Can you write out all the lines word for word, with no pictures?

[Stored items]
%%
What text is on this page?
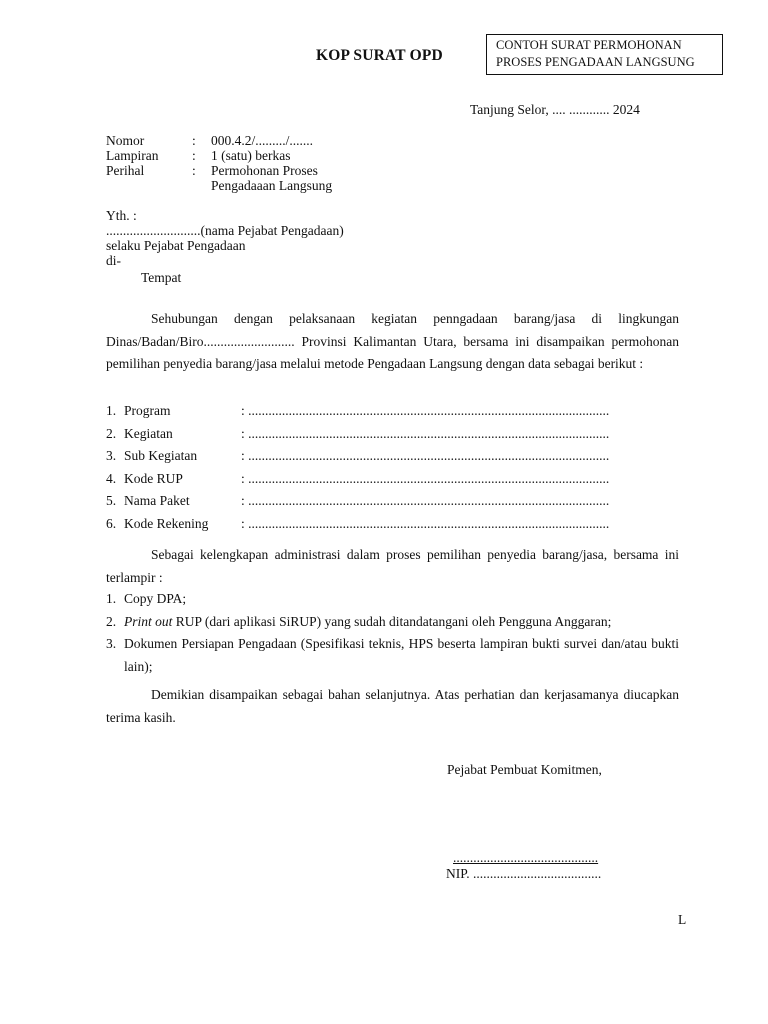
KOP SURAT OPD
CONTOH SURAT PERMOHONAN
PROSES PENGADAAN LANGSUNG
Tanjung Selor, .... ............ 2024
Nomor	: 000.4.2/........./.......
Lampiran : 1 (satu) berkas
Perihal	: Permohonan Proses
Pengadaaan Langsung
Yth. :
............................(nama Pejabat Pengadaan)
selaku Pejabat Pengadaan
di-
Tempat
Sehubungan dengan pelaksanaan kegiatan penngadaan barang/jasa di lingkungan Dinas/Badan/Biro........................... Provinsi Kalimantan Utara, bersama ini disampaikan permohonan pemilihan penyedia barang/jasa melalui metode Pengadaan Langsung dengan data sebagai berikut :
1. Program	: ...........................................................................................................
2. Kegiatan	: ...........................................................................................................
3. Sub Kegiatan	: ...........................................................................................................
4. Kode RUP	: ...........................................................................................................
5. Nama Paket	: ...........................................................................................................
6. Kode Rekening : ...........................................................................................................
Sebagai kelengkapan administrasi dalam proses pemilihan penyedia barang/jasa, bersama ini terlampir :
1. Copy DPA;
2. Print out RUP (dari aplikasi SiRUP) yang sudah ditandatangani oleh Pengguna Anggaran;
3. Dokumen Persiapan Pengadaan (Spesifikasi teknis, HPS beserta lampiran bukti survei dan/atau bukti lain);
Demikian disampaikan sebagai bahan selanjutnya. Atas perhatian dan kerjasamanya diucapkan terima kasih.
Pejabat Pembuat Komitmen,
...........................................
NIP. ......................................
L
%%
Exercise response:
What text is on this page?
KOP SURAT OPD
CONTOH SURAT PERMOHONAN
PROSES PENGADAAN LANGSUNG
Tanjung Selor, .... ............ 2024
Nomor	: 000.4.2/........./.......
Lampiran : 1 (satu) berkas
Perihal	: Permohonan Proses
Pengadaaan Langsung
Yth. :
............................(nama Pejabat Pengadaan)
selaku Pejabat Pengadaan
di-
Tempat
Sehubungan dengan pelaksanaan kegiatan penngadaan barang/jasa di lingkungan Dinas/Badan/Biro........................... Provinsi Kalimantan Utara, bersama ini disampaikan permohonan pemilihan penyedia barang/jasa melalui metode Pengadaan Langsung dengan data sebagai berikut :
1. Program	: ...........................................................................................................
2. Kegiatan	: ...........................................................................................................
3. Sub Kegiatan	: ...........................................................................................................
4. Kode RUP	: ...........................................................................................................
5. Nama Paket	: ...........................................................................................................
6. Kode Rekening : ...........................................................................................................
Sebagai kelengkapan administrasi dalam proses pemilihan penyedia barang/jasa, bersama ini terlampir :
1. Copy DPA;
2. Print out RUP (dari aplikasi SiRUP) yang sudah ditandatangani oleh Pengguna Anggaran;
3. Dokumen Persiapan Pengadaan (Spesifikasi teknis, HPS beserta lampiran bukti survei dan/atau bukti lain);
Demikian disampaikan sebagai bahan selanjutnya. Atas perhatian dan kerjasamanya diucapkan terima kasih.
Pejabat Pembuat Komitmen,
...........................................
NIP. ......................................
L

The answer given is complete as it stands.